What is expected ::
Repeat the listing word for word. No pictures belong in the copy.

Information given ::
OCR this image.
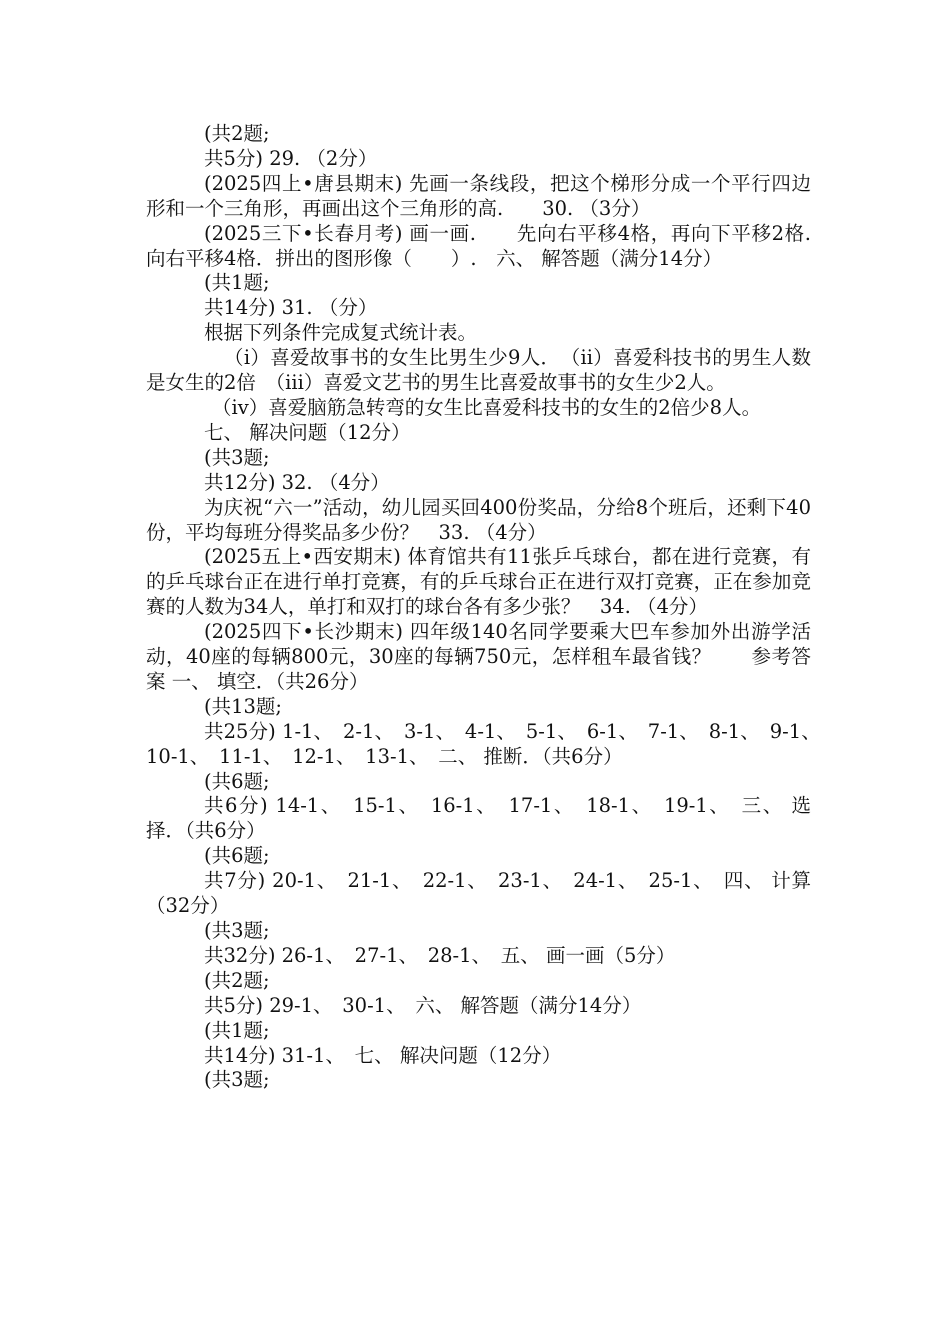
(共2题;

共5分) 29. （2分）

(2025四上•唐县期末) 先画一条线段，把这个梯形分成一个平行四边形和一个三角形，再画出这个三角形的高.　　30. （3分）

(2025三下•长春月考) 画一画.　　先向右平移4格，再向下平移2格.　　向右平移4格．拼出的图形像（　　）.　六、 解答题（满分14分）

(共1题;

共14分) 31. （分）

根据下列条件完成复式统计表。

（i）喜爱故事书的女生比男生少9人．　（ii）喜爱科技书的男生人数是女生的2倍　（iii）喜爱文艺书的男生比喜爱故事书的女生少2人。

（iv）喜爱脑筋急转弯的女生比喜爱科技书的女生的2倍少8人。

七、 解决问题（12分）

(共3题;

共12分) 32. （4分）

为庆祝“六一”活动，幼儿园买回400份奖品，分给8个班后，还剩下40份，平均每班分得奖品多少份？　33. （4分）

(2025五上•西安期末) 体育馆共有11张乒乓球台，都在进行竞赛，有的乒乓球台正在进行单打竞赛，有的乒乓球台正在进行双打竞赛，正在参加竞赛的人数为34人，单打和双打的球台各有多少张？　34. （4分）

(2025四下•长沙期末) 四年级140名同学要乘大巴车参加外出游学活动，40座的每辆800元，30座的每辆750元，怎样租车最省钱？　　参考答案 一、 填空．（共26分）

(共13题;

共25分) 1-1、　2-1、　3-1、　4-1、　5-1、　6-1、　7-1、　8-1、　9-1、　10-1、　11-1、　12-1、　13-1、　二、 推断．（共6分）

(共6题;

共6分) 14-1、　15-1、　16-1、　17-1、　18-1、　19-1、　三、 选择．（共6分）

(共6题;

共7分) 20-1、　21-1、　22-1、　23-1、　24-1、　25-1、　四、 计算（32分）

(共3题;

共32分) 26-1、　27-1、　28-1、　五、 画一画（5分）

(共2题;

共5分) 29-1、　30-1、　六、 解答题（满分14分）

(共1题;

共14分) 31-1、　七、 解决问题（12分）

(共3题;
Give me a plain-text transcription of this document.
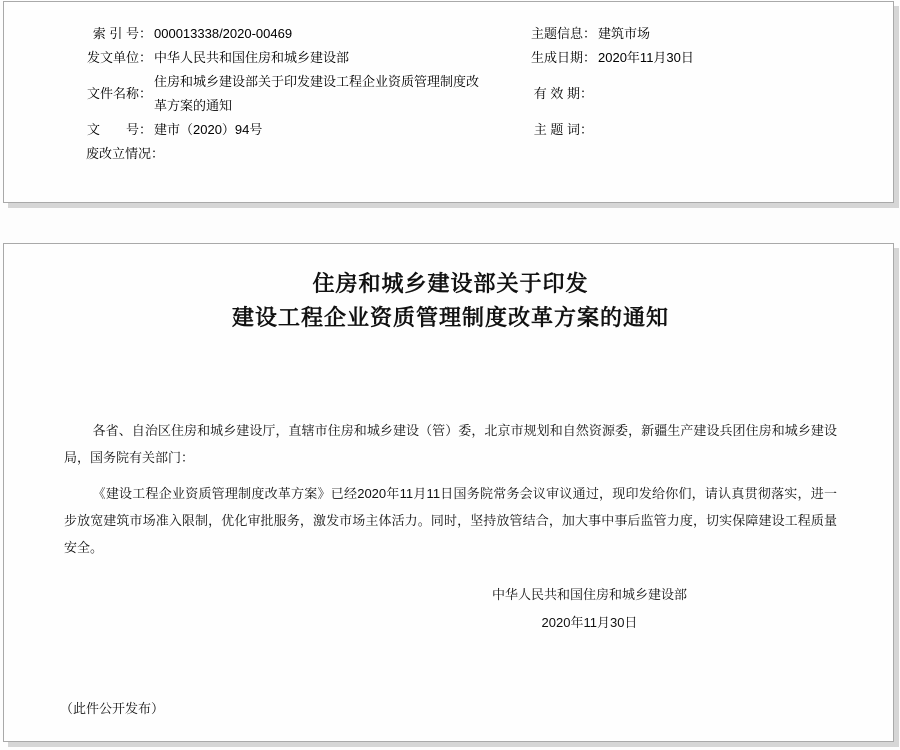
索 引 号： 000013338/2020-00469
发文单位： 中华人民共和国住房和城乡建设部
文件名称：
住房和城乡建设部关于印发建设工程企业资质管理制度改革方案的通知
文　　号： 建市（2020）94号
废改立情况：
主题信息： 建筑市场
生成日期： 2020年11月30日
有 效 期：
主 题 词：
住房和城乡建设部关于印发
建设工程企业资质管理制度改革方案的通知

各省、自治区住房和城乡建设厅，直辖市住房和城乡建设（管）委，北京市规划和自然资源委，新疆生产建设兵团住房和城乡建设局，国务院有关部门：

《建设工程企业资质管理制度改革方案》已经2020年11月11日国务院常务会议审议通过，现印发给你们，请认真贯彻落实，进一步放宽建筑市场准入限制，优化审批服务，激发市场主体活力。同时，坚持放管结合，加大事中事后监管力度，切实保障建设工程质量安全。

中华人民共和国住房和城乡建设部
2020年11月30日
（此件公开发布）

Exercise answer ::
OCR this image.
(共2题;

共5分) 29. （2分）

(2025四上•唐县期末) 先画一条线段，把这个梯形分成一个平行四边形和一个三角形，再画出这个三角形的高.　　30. （3分）

(2025三下•长春月考) 画一画.　　先向右平移4格，再向下平移2格.　　向右平移4格．拼出的图形像（　　）.　六、 解答题（满分14分）

(共1题;

共14分) 31. （分）

根据下列条件完成复式统计表。

（i）喜爱故事书的女生比男生少9人．　（ii）喜爱科技书的男生人数是女生的2倍　（iii）喜爱文艺书的男生比喜爱故事书的女生少2人。

（iv）喜爱脑筋急转弯的女生比喜爱科技书的女生的2倍少8人。

七、 解决问题（12分）

(共3题;

共12分) 32. （4分）

为庆祝“六一”活动，幼儿园买回400份奖品，分给8个班后，还剩下40份，平均每班分得奖品多少份？　33. （4分）

(2025五上•西安期末) 体育馆共有11张乒乓球台，都在进行竞赛，有的乒乓球台正在进行单打竞赛，有的乒乓球台正在进行双打竞赛，正在参加竞赛的人数为34人，单打和双打的球台各有多少张？　34. （4分）

(2025四下•长沙期末) 四年级140名同学要乘大巴车参加外出游学活动，40座的每辆800元，30座的每辆750元，怎样租车最省钱？　　参考答案 一、 填空．（共26分）

(共13题;

共25分) 1-1、　2-1、　3-1、　4-1、　5-1、　6-1、　7-1、　8-1、　9-1、　10-1、　11-1、　12-1、　13-1、　二、 推断．（共6分）

(共6题;

共6分) 14-1、　15-1、　16-1、　17-1、　18-1、　19-1、　三、 选择．（共6分）

(共6题;

共7分) 20-1、　21-1、　22-1、　23-1、　24-1、　25-1、　四、 计算（32分）

(共3题;

共32分) 26-1、　27-1、　28-1、　五、 画一画（5分）

(共2题;

共5分) 29-1、　30-1、　六、 解答题（满分14分）

(共1题;

共14分) 31-1、　七、 解决问题（12分）

(共3题;
Give me a plain-text transcription of this document.
索 引 号： 000013338/2020-00469
发文单位： 中华人民共和国住房和城乡建设部
文件名称：
住房和城乡建设部关于印发建设工程企业资质管理制度改革方案的通知
文　　号： 建市（2020）94号
废改立情况：
主题信息： 建筑市场
生成日期： 2020年11月30日
有 效 期：
主 题 词：
住房和城乡建设部关于印发
建设工程企业资质管理制度改革方案的通知

各省、自治区住房和城乡建设厅，直辖市住房和城乡建设（管）委，北京市规划和自然资源委，新疆生产建设兵团住房和城乡建设局，国务院有关部门：

《建设工程企业资质管理制度改革方案》已经2020年11月11日国务院常务会议审议通过，现印发给你们，请认真贯彻落实，进一步放宽建筑市场准入限制，优化审批服务，激发市场主体活力。同时，坚持放管结合，加大事中事后监管力度，切实保障建设工程质量安全。

中华人民共和国住房和城乡建设部
2020年11月30日
（此件公开发布）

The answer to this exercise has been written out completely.